■ The request ■
In the copy, keep every record exact and leave out all images.

■ Raw records ■
───
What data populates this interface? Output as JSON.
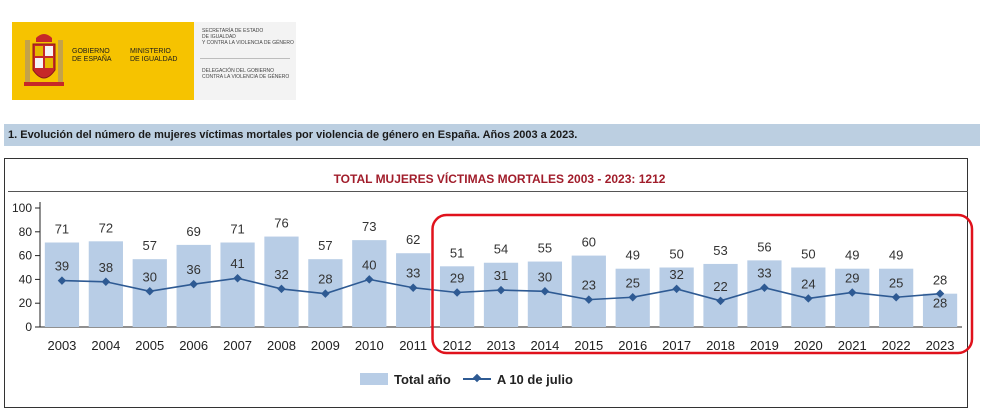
{
  "header": {
    "logo_left_line1": "GOBIERNO",
    "logo_left_line2": "DE ESPAÑA",
    "logo_mid_line1": "MINISTERIO",
    "logo_mid_line2": "DE IGUALDAD",
    "secretaria_l1": "SECRETARÍA DE ESTADO",
    "secretaria_l2": "DE IGUALDAD",
    "secretaria_l3": "Y CONTRA LA VIOLENCIA DE GÉNERO",
    "delegacion_l1": "DELEGACIÓN DEL GOBIERNO",
    "delegacion_l2": "CONTRA LA VIOLENCIA DE GÉNERO"
  },
  "section_title": "1. Evolución del número de mujeres víctimas mortales por violencia de género en España. Años 2003 a 2023.",
  "chart_data": {
    "type": "bar",
    "title": "TOTAL MUJERES VÍCTIMAS MORTALES 2003 - 2023: 1212",
    "categories": [
      "2003",
      "2004",
      "2005",
      "2006",
      "2007",
      "2008",
      "2009",
      "2010",
      "2011",
      "2012",
      "2013",
      "2014",
      "2015",
      "2016",
      "2017",
      "2018",
      "2019",
      "2020",
      "2021",
      "2022",
      "2023"
    ],
    "series": [
      {
        "name": "Total año",
        "type": "bar",
        "values": [
          71,
          72,
          57,
          69,
          71,
          76,
          57,
          73,
          62,
          51,
          54,
          55,
          60,
          49,
          50,
          53,
          56,
          50,
          49,
          49,
          28
        ]
      },
      {
        "name": "A 10 de julio",
        "type": "line",
        "values": [
          39,
          38,
          30,
          36,
          41,
          32,
          28,
          40,
          33,
          29,
          31,
          30,
          23,
          25,
          32,
          22,
          33,
          24,
          29,
          25,
          28
        ]
      }
    ],
    "yticks": [
      0,
      20,
      40,
      60,
      80,
      100
    ],
    "ylim": [
      0,
      100
    ],
    "legend": "bottom",
    "colors": {
      "bar": "#b8cde6",
      "line": "#2e5a93",
      "highlight": "#e0121c",
      "title": "#a11d2b"
    },
    "highlight_range": [
      "2012",
      "2023"
    ]
  }
}
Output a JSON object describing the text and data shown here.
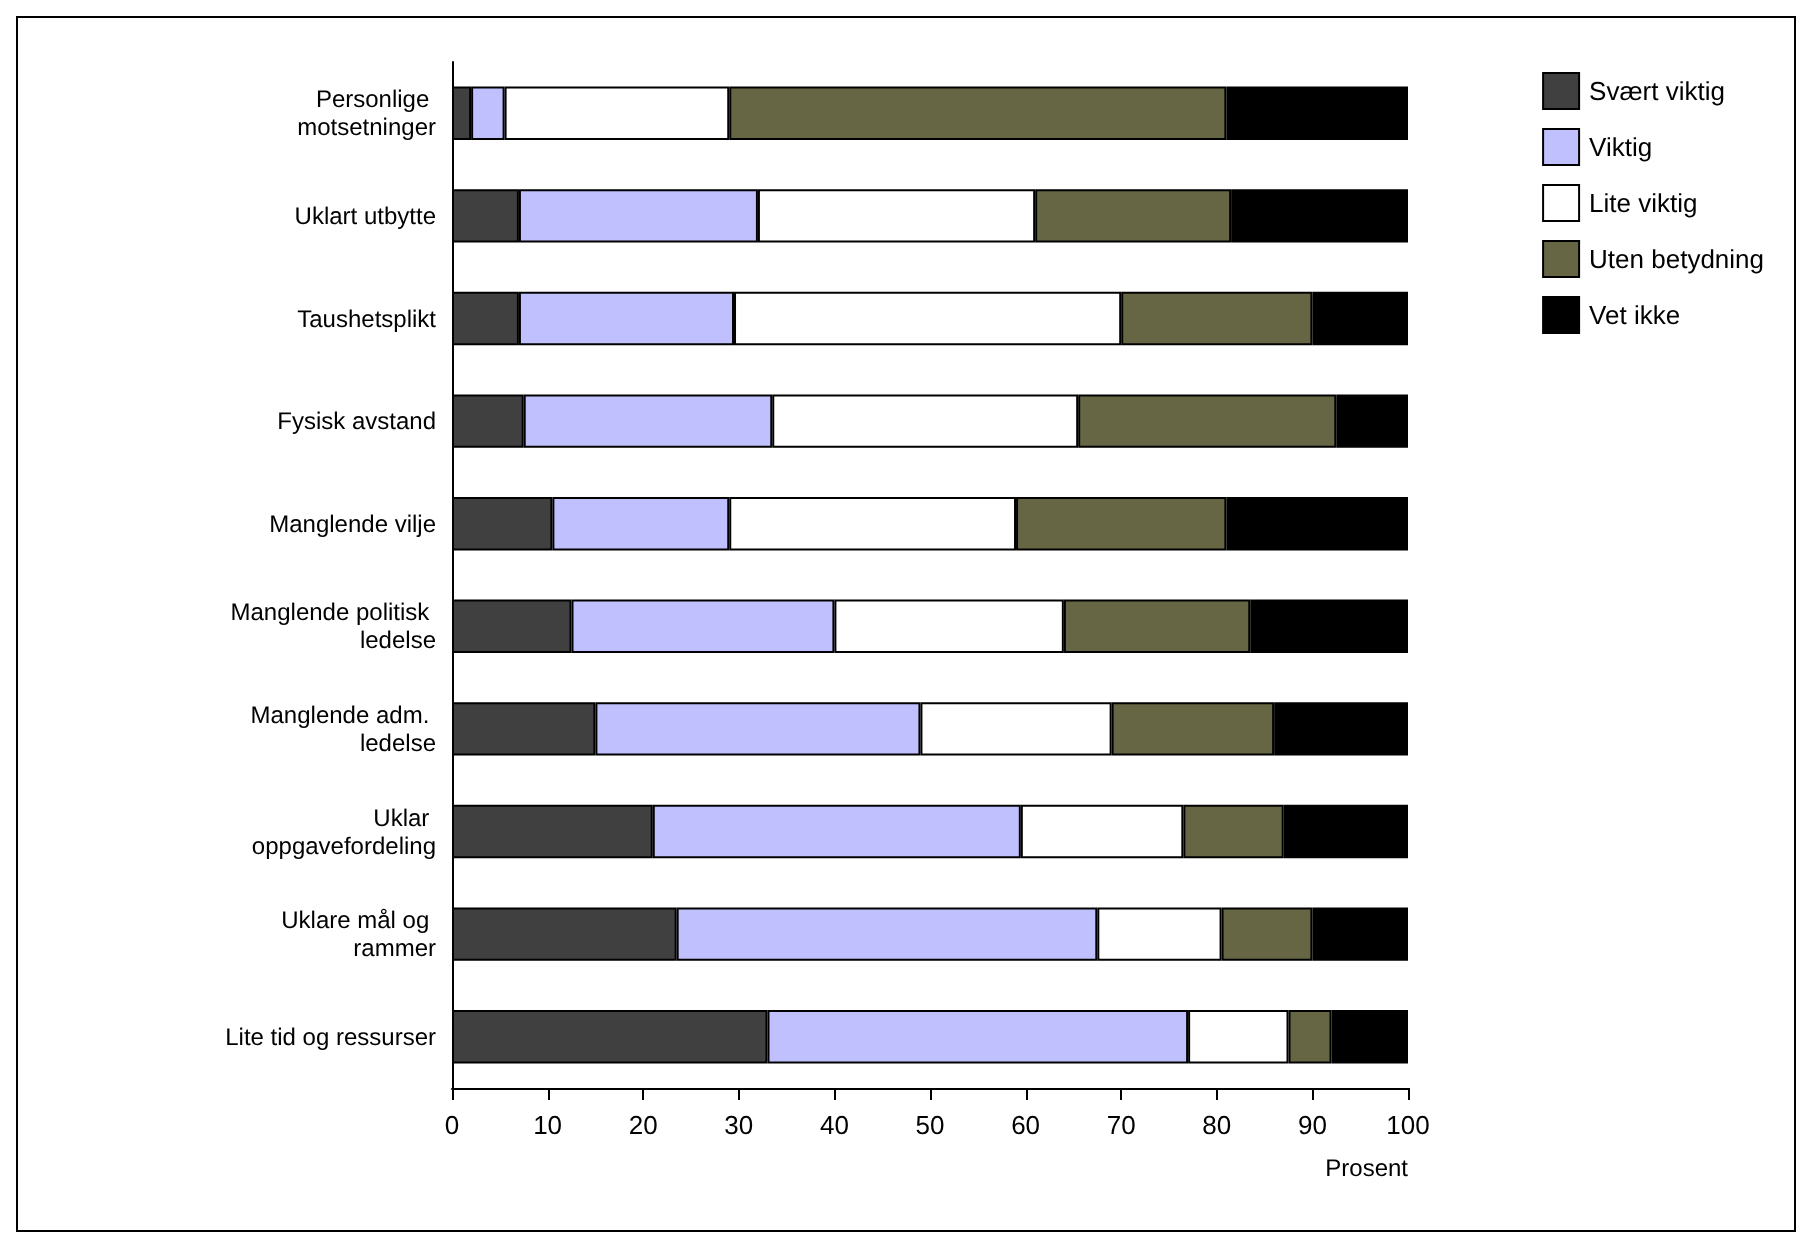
───
■ Output of the exercise ■
What data populates this interface? Output as JSON.
{
  "header": {
    "logo_left_line1": "GOBIERNO",
    "logo_left_line2": "DE ESPAÑA",
    "logo_mid_line1": "MINISTERIO",
    "logo_mid_line2": "DE IGUALDAD",
    "secretaria_l1": "SECRETARÍA DE ESTADO",
    "secretaria_l2": "DE IGUALDAD",
    "secretaria_l3": "Y CONTRA LA VIOLENCIA DE GÉNERO",
    "delegacion_l1": "DELEGACIÓN DEL GOBIERNO",
    "delegacion_l2": "CONTRA LA VIOLENCIA DE GÉNERO"
  },
  "section_title": "1. Evolución del número de mujeres víctimas mortales por violencia de género en España. Años 2003 a 2023.",
  "chart_data": {
    "type": "bar",
    "title": "TOTAL MUJERES VÍCTIMAS MORTALES 2003 - 2023: 1212",
    "categories": [
      "2003",
      "2004",
      "2005",
      "2006",
      "2007",
      "2008",
      "2009",
      "2010",
      "2011",
      "2012",
      "2013",
      "2014",
      "2015",
      "2016",
      "2017",
      "2018",
      "2019",
      "2020",
      "2021",
      "2022",
      "2023"
    ],
    "series": [
      {
        "name": "Total año",
        "type": "bar",
        "values": [
          71,
          72,
          57,
          69,
          71,
          76,
          57,
          73,
          62,
          51,
          54,
          55,
          60,
          49,
          50,
          53,
          56,
          50,
          49,
          49,
          28
        ]
      },
      {
        "name": "A 10 de julio",
        "type": "line",
        "values": [
          39,
          38,
          30,
          36,
          41,
          32,
          28,
          40,
          33,
          29,
          31,
          30,
          23,
          25,
          32,
          22,
          33,
          24,
          29,
          25,
          28
        ]
      }
    ],
    "yticks": [
      0,
      20,
      40,
      60,
      80,
      100
    ],
    "ylim": [
      0,
      100
    ],
    "legend": "bottom",
    "colors": {
      "bar": "#b8cde6",
      "line": "#2e5a93",
      "highlight": "#e0121c",
      "title": "#a11d2b"
    },
    "highlight_range": [
      "2012",
      "2023"
    ]
  }
}
Output a JSON object describing the text and data shown here.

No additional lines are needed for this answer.